● ARTICLE
»»

The folklore revival also awakened a new interest in the Witch persecutions of a few hundred years earlier. There were three major stances: the Christian religious approach – Witches existed and were in league with the Devil; the psychological – there were no Witches and the whole thing was a crazed fantasy dreamed up by churchmen with psychopathological tendencies; and the sociological – the persecutions were a way of consolidating the Church’s power and oppressing the peasants. However, from the nineteenth century onwards a number of European researchers challenged these views. Another theory was put forward: that Witchcraft was a religion, the remnants of the Old Religion of Europe, the indigenous Paganism that Christianity had suppressed.

««

● SHORT EXERCISE A
Edit the records starting at the beginning and ending at the line that contains "histogram-bar [497,515,508,538]" by replacing "y-tick-label" with "y-axis-tick-label". Leave everything else unchanged.
The text and the records come from unrelated sources.

● RECORDS PROVIDED
»»

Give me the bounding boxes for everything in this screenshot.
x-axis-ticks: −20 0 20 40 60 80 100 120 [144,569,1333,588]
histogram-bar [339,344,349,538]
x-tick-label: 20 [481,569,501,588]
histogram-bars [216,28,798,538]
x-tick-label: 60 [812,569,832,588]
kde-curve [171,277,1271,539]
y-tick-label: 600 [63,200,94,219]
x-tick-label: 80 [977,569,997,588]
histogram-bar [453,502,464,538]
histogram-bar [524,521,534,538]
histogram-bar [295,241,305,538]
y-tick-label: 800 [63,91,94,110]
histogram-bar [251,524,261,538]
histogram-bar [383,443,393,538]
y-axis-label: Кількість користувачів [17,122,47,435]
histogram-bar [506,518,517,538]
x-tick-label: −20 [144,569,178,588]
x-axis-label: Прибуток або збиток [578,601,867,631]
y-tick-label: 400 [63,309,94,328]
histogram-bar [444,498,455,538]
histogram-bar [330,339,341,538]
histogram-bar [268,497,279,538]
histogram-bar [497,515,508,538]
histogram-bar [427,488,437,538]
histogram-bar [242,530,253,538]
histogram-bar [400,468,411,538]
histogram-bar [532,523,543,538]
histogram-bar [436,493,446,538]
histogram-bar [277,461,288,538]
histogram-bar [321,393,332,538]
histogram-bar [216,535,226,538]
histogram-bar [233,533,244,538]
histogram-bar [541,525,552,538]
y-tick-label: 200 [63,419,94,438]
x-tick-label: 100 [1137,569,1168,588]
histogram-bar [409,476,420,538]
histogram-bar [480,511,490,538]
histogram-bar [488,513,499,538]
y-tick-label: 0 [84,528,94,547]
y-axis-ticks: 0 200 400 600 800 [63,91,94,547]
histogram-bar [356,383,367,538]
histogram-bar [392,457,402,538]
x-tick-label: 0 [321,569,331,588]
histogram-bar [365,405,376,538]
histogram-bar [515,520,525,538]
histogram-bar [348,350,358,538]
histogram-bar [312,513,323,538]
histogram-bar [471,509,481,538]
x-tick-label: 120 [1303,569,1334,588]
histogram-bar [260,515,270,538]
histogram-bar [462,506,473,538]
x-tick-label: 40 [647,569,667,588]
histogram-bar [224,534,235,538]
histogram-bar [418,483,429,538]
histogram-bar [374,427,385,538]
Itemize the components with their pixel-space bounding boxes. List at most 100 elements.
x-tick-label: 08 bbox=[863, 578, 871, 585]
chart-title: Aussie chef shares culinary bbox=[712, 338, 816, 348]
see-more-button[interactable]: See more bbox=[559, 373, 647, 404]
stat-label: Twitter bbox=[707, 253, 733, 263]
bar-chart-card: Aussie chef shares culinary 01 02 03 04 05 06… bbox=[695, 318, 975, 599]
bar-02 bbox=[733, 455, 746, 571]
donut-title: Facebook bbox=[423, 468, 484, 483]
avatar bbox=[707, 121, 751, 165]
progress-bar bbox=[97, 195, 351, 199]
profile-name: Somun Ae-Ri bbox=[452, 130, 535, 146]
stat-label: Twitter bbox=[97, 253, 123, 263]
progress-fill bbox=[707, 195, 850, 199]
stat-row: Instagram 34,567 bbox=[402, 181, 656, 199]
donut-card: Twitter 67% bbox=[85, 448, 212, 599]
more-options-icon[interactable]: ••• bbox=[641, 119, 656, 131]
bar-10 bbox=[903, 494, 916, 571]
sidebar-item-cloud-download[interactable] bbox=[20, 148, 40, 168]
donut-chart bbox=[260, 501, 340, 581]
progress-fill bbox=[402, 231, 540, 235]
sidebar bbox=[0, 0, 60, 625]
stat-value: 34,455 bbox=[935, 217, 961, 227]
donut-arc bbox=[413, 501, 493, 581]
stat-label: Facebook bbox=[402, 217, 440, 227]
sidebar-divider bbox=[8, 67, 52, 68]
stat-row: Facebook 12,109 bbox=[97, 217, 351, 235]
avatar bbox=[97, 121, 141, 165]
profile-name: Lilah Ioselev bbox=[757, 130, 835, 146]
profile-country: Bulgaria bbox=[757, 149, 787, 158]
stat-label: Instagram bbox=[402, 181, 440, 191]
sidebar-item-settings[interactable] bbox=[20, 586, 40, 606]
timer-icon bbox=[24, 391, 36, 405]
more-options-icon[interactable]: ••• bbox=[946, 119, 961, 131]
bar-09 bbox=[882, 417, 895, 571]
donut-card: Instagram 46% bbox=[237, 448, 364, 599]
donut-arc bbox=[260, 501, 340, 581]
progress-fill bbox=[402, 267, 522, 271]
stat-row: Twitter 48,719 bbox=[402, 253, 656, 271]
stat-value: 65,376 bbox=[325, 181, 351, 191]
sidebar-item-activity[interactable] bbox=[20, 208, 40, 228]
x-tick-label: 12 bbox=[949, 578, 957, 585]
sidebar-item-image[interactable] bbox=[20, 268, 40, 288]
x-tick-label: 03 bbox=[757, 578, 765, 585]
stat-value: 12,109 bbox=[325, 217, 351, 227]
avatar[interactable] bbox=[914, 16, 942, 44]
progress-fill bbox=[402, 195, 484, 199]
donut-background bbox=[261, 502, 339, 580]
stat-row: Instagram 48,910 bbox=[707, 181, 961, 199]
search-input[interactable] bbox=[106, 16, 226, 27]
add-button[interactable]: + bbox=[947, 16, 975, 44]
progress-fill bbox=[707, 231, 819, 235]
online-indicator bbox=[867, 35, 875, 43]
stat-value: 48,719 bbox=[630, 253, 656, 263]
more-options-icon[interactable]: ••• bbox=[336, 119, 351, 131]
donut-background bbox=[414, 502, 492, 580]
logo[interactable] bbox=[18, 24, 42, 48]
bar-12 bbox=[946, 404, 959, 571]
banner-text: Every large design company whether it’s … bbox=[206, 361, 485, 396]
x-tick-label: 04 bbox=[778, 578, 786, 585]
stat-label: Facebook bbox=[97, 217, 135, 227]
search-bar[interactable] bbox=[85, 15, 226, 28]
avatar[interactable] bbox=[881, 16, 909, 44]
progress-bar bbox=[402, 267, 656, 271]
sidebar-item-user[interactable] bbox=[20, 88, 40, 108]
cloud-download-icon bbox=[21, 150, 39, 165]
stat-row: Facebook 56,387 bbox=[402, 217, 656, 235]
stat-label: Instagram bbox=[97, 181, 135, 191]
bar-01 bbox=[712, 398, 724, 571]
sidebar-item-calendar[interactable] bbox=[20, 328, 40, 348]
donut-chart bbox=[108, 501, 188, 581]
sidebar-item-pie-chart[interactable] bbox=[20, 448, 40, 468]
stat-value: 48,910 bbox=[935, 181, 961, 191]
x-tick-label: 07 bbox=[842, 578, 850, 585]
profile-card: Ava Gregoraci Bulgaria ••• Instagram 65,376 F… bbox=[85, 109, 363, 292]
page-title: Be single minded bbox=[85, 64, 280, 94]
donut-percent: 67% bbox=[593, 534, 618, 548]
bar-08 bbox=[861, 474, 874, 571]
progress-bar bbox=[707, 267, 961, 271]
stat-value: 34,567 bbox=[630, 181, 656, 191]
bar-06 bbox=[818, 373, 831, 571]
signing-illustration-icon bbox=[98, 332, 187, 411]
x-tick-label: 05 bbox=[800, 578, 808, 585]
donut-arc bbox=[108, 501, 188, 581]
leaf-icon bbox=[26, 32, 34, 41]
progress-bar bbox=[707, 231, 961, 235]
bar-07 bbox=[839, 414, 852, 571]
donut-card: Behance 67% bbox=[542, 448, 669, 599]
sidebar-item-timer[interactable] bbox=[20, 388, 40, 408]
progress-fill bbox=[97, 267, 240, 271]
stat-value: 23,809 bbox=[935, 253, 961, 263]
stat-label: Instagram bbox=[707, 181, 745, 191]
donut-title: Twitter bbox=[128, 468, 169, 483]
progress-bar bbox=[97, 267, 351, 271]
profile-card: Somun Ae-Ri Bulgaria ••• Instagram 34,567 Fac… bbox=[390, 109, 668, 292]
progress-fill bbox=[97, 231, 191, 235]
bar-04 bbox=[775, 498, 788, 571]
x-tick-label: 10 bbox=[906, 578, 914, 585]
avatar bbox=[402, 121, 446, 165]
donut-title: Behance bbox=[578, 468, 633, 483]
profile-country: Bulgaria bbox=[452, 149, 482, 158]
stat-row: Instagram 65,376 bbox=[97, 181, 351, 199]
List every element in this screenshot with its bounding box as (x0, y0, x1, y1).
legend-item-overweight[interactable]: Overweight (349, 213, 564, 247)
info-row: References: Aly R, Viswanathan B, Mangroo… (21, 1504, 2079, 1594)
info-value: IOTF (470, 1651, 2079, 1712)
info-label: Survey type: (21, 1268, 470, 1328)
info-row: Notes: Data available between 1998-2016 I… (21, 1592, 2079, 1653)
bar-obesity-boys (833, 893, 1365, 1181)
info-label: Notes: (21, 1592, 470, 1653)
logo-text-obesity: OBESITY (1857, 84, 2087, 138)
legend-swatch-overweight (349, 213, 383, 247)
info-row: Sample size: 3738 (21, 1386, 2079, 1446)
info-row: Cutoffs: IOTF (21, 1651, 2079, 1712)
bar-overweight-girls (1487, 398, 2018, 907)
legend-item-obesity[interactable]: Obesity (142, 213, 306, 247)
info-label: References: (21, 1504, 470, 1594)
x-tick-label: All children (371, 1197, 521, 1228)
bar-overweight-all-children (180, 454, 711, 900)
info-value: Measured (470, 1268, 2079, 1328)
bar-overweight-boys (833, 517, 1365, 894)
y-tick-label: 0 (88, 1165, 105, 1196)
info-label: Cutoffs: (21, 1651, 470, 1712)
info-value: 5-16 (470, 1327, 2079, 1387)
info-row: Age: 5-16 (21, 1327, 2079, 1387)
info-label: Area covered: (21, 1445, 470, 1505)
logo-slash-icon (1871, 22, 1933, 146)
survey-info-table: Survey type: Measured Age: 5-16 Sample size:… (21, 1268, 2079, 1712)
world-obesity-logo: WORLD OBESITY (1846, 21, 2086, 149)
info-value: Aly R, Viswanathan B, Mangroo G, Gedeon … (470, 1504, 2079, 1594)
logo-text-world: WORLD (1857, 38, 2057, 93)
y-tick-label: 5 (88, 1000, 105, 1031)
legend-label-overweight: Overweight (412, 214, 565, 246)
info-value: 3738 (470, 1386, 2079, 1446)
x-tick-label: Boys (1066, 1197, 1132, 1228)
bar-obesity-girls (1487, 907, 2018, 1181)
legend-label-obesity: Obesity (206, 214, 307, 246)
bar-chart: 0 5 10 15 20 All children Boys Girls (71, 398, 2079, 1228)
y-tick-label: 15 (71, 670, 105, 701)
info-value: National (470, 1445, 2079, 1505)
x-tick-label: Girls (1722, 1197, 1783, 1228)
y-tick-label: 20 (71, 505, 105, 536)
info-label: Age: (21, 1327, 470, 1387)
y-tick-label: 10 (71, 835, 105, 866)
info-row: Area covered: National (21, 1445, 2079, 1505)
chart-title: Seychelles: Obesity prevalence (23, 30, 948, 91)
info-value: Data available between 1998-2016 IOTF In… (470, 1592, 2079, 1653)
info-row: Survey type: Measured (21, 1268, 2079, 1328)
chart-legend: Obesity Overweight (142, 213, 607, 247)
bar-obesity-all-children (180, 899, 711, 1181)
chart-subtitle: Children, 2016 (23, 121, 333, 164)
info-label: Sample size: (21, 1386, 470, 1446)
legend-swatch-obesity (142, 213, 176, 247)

««

● SHORT EXERCISE B
Output the part of the passage on the Witch persecutions that starts at "The folklore revival" and ends at "Christianity had suppressed.", copying it word for word.

● EXERCISE RESPONSE A
Give me the bounding boxes for everything in this screenshot.
x-axis-ticks: −20 0 20 40 60 80 100 120 [144,569,1333,588]
histogram-bar [339,344,349,538]
x-tick-label: 20 [481,569,501,588]
histogram-bars [216,28,798,538]
x-tick-label: 60 [812,569,832,588]
kde-curve [171,277,1271,539]
y-axis-tick-label: 600 [63,200,94,219]
x-tick-label: 80 [977,569,997,588]
histogram-bar [453,502,464,538]
histogram-bar [524,521,534,538]
histogram-bar [295,241,305,538]
y-axis-tick-label: 800 [63,91,94,110]
histogram-bar [251,524,261,538]
histogram-bar [383,443,393,538]
y-axis-label: Кількість користувачів [17,122,47,435]
histogram-bar [506,518,517,538]
x-tick-label: −20 [144,569,178,588]
x-axis-label: Прибуток або збиток [578,601,867,631]
y-axis-tick-label: 400 [63,309,94,328]
histogram-bar [444,498,455,538]
histogram-bar [330,339,341,538]
histogram-bar [268,497,279,538]
histogram-bar [497,515,508,538]

● EXERCISE RESPONSE B
The folklore revival also awakened a new interest in the Witch persecutions of a few hundred years earlier. There were three major stances: the Christian religious approach – Witches existed and were in league with the Devil; the psychological – there were no Witches and the whole thing was a crazed fantasy dreamed up by churchmen with psychopathological tendencies; and the sociological – the persecutions were a way of consolidating the Church’s power and oppressing the peasants. However, from the nineteenth century onwards a number of European researchers challenged these views. Another theory was put forward: that Witchcraft was a religion, the remnants of the Old Religion of Europe, the indigenous Paganism that Christianity had suppressed.